Answer these questions from the excerpt on the Group's interim financial information:
1. On what date was the Company incorporated?
2. On what date did Acapulco Mining Pty Ltd join the consolidated group?
3. Has the financial information for the six months ended 31 December 2009 been audited?

● Excerpt provided:
————————
The Company was incorporated on 11 May 2005. The Group has elected, from incorporation, to prepare annual consolidated financial statements in accordance with IFRS. Acapulco Mining Pty Ltd joined the consolidated group on 21 December 2009. Comparative figures in this report do not therefore include Acapulco Mining Pty Ltd.
Other than as disclosed, the interim financial information set out on pages 5 to 8 have been prepared on the same basis and using the same accounting policies as were applied in drawing up the Company's statutory financial statements for the year ended 30 June 2009.
The financial information for the six months ended 31 December 2009 is unaudited. In the opinion of the Directors the financial information for this period presents fairly the financial position, results of operations and cash flows for the period in conformity with generally accepted accounting principles. The financial information for the twelve months ended 30 June 2009 has been derived from the Group's audited financial statements for the period as filed with the Registrar of Companies. It does not constitute the financial statements for that period. The auditors' report on the statutory financial statements for the period ended 30 June 2009 was unqualified and did not contain any statement under Section 498(2) or (3) of the Companies Act 2006.
————————
● Dataset content:
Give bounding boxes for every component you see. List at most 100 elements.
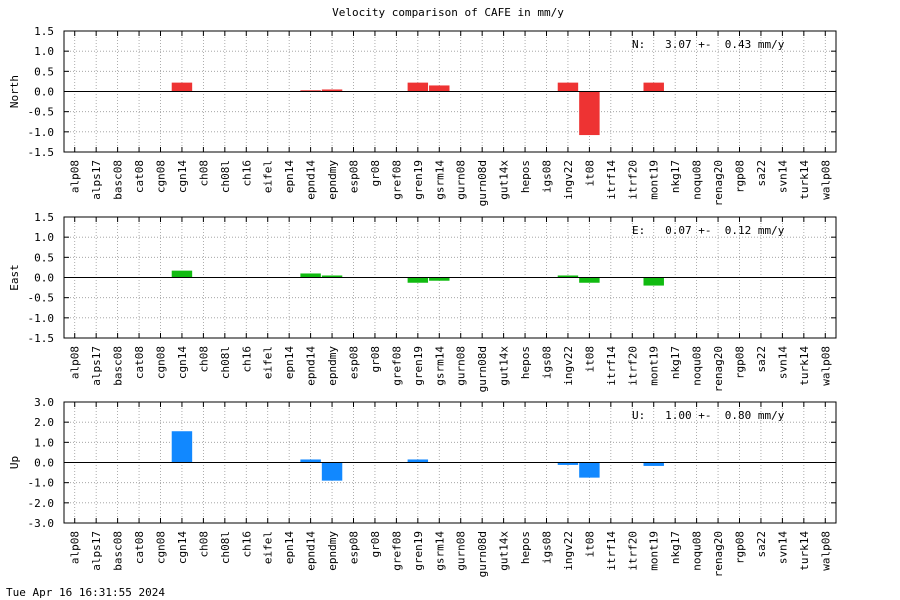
————————
● Solution below:
1. 11 May 2005
2. 21 December 2009
3. No, it is unaudited.